Extract from the listing each line in which the word "Match" appears.

PROVIDED RECORDS.
#####
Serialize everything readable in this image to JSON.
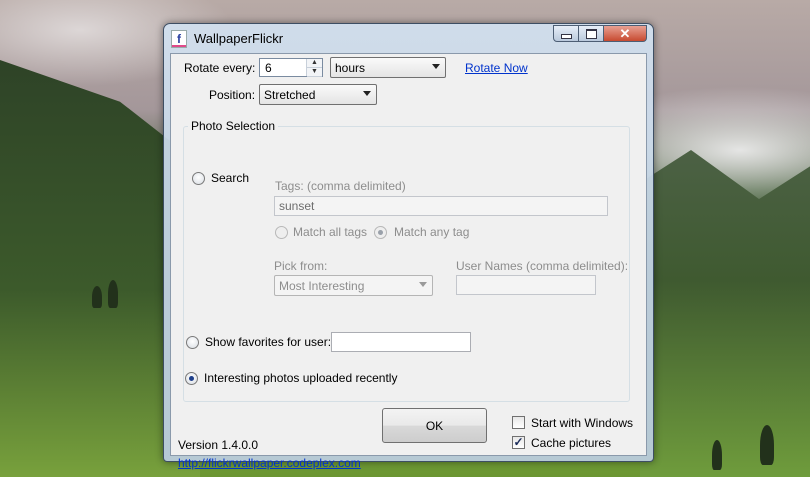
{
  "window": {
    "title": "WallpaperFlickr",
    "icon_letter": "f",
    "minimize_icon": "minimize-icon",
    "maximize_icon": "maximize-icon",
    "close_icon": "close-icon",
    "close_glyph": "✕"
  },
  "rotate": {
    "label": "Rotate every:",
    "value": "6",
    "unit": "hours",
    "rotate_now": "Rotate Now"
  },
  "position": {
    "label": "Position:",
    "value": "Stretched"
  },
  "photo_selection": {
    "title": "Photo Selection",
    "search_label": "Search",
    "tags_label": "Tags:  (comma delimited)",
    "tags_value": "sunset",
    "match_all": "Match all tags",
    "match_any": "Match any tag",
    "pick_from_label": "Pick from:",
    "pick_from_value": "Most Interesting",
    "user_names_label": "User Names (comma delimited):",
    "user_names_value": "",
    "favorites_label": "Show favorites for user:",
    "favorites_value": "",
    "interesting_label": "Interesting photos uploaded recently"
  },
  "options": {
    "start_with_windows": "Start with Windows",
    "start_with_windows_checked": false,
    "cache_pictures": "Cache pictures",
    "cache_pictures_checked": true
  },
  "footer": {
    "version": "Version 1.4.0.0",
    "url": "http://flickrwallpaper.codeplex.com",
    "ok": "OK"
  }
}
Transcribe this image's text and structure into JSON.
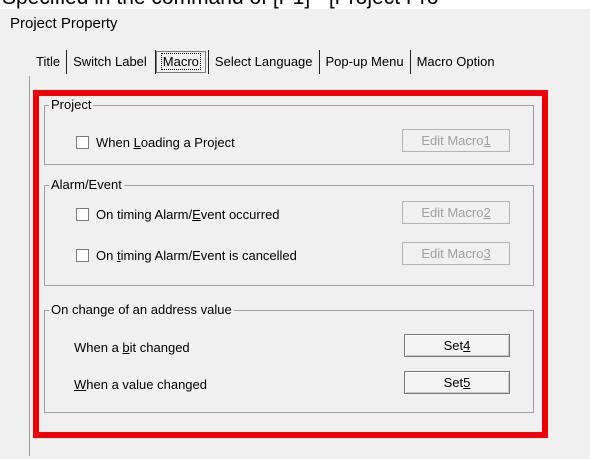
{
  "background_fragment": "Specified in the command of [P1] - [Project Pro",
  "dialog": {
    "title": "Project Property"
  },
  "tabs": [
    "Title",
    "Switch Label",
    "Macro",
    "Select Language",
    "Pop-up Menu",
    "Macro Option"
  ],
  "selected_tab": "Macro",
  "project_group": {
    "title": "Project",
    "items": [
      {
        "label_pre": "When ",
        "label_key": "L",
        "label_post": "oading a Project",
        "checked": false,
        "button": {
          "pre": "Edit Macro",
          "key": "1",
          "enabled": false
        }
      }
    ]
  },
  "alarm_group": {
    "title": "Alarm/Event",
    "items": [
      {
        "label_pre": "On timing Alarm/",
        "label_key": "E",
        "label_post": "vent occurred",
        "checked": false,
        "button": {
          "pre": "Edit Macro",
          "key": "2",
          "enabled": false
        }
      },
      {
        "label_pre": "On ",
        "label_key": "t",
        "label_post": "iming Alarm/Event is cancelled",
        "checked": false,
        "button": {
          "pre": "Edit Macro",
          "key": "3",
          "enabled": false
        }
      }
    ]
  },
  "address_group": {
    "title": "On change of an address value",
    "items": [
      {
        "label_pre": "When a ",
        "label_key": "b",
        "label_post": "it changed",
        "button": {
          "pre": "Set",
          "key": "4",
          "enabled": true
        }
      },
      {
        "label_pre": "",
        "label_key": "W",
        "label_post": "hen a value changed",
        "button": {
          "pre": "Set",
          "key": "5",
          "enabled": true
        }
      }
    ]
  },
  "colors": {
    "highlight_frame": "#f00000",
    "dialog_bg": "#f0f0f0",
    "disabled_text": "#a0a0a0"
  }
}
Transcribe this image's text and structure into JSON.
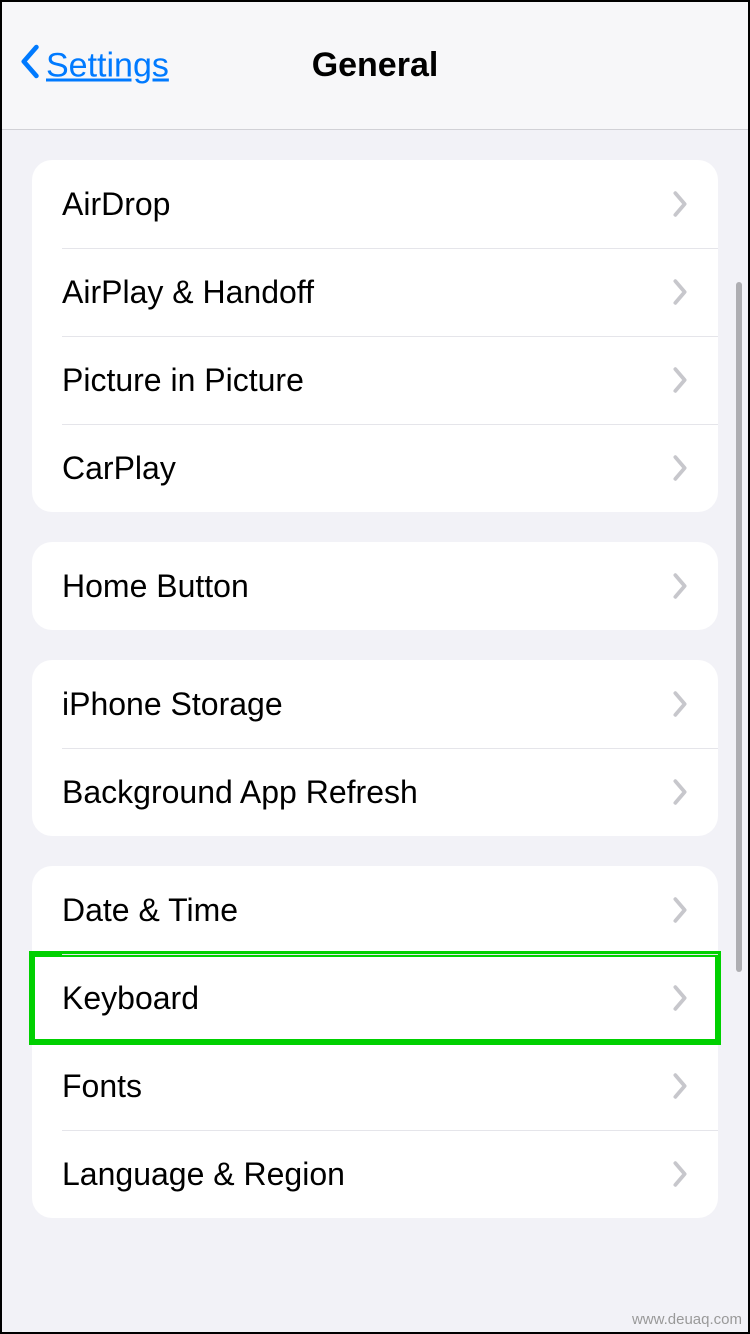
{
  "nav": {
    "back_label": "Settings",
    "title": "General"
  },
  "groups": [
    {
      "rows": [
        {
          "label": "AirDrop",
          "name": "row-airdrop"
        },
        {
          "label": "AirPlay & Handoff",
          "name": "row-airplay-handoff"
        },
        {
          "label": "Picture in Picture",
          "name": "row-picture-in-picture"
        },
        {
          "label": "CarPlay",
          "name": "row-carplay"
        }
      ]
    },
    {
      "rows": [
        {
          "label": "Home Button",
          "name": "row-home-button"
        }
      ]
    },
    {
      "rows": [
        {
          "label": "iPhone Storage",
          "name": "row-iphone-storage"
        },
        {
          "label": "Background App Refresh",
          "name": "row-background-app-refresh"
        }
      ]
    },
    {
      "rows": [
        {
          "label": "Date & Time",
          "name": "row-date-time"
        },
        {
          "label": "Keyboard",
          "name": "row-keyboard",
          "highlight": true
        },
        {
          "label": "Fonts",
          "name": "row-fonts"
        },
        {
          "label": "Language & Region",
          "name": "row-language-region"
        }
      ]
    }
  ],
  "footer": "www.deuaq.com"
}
#####
RESULT BELOW.
    "match_all": "Match all tags",
    "match_any": "Match any tag",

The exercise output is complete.